WHAT YOU SHOULD DO> Wherever the string "strategic" appears in a line, extract that line.

PROVIDED RECORDS>
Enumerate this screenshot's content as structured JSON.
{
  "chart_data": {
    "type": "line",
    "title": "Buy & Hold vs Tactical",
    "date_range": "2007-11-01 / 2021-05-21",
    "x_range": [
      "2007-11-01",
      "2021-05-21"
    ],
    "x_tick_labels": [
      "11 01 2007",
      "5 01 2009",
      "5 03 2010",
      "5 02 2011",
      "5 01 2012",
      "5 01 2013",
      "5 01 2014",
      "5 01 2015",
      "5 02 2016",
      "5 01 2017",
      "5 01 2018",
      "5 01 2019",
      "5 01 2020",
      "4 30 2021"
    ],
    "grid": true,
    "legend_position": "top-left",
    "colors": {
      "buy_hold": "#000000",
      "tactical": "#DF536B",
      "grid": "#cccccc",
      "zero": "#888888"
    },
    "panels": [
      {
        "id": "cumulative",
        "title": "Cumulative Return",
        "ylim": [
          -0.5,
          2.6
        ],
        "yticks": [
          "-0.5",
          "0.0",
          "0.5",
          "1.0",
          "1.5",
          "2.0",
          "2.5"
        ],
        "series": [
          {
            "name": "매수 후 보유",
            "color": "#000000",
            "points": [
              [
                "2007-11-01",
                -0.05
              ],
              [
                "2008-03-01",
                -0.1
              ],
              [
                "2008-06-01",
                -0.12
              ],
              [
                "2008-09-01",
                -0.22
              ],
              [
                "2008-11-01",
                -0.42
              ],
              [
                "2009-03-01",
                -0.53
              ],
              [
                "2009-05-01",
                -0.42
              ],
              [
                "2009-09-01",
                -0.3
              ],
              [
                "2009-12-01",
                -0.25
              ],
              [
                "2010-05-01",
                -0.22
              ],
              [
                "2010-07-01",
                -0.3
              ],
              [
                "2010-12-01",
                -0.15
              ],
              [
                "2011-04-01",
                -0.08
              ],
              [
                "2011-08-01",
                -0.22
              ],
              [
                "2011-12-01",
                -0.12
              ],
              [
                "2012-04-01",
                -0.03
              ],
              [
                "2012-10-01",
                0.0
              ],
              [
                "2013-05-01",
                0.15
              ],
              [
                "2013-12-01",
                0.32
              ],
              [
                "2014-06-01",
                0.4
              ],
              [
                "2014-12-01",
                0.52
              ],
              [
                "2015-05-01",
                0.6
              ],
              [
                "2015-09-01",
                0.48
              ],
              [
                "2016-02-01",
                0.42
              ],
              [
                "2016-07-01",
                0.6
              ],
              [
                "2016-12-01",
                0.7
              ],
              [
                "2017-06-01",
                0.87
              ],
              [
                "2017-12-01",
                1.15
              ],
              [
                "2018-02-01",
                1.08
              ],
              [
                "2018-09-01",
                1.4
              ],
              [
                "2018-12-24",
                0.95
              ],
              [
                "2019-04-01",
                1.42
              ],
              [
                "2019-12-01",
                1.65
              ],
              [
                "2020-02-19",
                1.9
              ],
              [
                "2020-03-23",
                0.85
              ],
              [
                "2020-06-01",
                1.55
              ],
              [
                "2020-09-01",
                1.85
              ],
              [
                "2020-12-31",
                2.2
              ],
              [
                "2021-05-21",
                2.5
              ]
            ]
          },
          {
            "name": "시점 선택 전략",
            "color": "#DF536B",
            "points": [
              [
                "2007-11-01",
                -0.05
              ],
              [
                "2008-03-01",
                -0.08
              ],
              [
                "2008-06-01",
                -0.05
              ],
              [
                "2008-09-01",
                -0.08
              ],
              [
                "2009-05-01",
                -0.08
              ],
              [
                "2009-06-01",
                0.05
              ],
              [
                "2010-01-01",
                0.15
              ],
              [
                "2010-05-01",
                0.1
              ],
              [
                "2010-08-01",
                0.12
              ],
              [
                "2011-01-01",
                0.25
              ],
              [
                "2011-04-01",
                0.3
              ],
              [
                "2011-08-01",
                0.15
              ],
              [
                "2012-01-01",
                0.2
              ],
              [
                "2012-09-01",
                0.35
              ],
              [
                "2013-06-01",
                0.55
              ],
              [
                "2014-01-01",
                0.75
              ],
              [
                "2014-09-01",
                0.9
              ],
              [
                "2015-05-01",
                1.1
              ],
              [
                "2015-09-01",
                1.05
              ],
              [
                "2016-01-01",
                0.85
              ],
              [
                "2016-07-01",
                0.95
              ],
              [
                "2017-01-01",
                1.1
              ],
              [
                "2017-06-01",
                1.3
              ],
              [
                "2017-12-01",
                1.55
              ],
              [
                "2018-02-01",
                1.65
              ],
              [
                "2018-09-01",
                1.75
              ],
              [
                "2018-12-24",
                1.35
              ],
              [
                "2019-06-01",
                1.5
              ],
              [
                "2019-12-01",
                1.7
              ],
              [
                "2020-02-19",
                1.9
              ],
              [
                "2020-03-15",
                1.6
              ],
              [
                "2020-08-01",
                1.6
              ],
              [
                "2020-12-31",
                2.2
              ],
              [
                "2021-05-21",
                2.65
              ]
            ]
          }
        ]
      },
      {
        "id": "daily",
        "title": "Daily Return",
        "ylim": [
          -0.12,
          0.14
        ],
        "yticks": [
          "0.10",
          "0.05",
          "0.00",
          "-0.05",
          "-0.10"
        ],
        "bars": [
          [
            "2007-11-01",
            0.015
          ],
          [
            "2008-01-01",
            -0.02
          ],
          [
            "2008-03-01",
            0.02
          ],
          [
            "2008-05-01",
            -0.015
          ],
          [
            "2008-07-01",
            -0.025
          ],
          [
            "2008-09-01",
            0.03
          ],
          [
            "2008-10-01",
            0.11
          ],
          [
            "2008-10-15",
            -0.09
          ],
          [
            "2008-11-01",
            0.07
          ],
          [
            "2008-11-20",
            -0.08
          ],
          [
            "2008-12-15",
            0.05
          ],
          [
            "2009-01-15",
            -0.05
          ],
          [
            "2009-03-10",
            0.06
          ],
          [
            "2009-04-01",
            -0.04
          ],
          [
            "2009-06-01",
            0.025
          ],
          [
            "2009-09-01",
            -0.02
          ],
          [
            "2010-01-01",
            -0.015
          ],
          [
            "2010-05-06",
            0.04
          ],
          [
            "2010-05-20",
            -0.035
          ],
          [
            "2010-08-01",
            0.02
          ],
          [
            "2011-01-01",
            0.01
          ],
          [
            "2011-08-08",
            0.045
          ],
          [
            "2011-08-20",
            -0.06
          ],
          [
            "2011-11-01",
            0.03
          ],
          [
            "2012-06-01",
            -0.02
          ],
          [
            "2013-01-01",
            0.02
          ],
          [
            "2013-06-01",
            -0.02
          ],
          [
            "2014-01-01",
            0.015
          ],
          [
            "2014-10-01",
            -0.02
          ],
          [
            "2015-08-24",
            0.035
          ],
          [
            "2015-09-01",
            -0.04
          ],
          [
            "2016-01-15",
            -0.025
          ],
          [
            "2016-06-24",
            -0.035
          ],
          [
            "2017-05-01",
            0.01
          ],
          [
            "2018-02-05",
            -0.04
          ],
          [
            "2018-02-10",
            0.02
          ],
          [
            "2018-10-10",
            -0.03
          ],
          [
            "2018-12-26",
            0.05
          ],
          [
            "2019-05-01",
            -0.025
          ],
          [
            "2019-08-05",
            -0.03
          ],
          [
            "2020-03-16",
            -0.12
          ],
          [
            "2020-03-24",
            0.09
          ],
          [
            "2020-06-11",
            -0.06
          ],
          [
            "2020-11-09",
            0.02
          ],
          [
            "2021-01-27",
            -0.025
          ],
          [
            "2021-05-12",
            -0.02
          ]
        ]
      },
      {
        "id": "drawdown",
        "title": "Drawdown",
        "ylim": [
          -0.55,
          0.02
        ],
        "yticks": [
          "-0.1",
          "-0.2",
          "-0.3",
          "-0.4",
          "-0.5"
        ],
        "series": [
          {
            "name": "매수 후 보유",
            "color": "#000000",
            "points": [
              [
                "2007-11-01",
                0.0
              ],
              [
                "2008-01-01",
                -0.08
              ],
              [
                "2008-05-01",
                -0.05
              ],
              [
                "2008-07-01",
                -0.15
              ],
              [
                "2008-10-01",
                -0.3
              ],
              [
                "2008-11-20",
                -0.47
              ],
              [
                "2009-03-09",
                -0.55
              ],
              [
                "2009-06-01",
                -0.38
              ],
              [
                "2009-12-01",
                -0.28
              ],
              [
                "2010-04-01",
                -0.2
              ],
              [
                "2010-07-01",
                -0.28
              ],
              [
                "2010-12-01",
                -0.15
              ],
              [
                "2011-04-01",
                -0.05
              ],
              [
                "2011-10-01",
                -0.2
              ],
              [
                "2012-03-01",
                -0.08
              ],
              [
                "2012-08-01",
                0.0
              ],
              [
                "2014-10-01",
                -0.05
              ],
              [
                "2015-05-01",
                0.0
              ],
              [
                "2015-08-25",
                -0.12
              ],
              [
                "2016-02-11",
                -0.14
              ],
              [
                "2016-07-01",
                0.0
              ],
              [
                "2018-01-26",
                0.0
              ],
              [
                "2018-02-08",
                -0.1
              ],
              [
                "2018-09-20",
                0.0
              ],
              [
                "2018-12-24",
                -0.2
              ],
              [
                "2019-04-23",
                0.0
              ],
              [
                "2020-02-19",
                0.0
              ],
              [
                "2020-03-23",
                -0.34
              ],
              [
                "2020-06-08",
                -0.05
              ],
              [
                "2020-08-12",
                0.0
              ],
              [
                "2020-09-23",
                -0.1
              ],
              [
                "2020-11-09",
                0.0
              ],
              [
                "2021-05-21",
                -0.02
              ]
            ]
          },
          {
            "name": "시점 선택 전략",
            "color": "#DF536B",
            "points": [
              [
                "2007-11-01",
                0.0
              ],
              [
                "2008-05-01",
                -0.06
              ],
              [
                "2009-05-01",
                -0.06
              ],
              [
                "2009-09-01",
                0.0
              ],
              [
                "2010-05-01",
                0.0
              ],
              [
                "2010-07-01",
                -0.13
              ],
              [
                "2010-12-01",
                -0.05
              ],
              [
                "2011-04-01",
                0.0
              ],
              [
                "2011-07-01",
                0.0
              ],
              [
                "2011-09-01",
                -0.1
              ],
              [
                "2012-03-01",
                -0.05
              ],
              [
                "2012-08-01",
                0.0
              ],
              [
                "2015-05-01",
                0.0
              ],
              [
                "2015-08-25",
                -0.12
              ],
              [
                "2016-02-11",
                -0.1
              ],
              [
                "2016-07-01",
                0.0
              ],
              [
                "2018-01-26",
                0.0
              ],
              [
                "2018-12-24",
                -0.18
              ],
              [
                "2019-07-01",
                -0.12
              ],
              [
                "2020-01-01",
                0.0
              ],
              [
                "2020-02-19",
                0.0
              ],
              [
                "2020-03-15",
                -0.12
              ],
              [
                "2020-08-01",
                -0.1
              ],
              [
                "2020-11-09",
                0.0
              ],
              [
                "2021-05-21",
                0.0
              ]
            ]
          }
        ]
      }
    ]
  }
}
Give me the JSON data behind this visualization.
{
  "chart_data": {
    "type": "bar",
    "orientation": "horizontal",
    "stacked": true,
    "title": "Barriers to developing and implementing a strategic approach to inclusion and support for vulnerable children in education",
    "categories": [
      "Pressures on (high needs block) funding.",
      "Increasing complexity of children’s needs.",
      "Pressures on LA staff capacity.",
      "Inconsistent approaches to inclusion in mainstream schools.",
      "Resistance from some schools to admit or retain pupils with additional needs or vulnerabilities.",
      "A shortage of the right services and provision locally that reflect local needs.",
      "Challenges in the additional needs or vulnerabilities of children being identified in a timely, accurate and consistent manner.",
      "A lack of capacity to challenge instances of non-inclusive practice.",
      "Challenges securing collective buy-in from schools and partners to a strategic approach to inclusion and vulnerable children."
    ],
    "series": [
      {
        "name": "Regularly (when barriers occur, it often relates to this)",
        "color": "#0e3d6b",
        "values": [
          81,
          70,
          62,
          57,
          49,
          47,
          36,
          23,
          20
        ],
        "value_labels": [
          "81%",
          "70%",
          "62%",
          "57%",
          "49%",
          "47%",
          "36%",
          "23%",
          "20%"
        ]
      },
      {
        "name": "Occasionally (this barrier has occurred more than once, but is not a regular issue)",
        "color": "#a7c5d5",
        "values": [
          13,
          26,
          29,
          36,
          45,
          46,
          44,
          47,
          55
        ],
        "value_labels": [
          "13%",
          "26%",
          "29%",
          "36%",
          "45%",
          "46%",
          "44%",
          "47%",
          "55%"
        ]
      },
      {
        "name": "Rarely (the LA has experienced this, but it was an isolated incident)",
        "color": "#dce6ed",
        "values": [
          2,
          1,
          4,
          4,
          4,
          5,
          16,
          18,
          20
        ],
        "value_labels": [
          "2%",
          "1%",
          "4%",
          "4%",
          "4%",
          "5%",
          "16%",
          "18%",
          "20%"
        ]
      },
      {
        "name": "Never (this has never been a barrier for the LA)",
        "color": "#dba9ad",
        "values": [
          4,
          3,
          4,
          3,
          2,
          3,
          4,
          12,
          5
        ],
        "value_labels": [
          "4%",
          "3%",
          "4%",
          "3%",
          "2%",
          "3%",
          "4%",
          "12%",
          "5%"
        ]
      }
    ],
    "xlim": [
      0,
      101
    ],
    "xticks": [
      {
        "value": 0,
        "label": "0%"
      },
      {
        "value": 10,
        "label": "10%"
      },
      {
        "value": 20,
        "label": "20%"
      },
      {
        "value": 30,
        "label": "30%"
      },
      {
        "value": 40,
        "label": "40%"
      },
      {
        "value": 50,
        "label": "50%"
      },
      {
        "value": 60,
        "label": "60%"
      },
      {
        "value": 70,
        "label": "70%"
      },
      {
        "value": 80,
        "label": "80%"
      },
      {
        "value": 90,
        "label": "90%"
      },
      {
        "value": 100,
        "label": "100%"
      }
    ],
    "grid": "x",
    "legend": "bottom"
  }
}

EXERCISE SOLUTION>
    "title": "Barriers to developing and implementing a strategic approach to inclusion and support for vulnerable children in education",
      "Challenges securing collective buy-in from schools and partners to a strategic approach to inclusion and vulnerable children."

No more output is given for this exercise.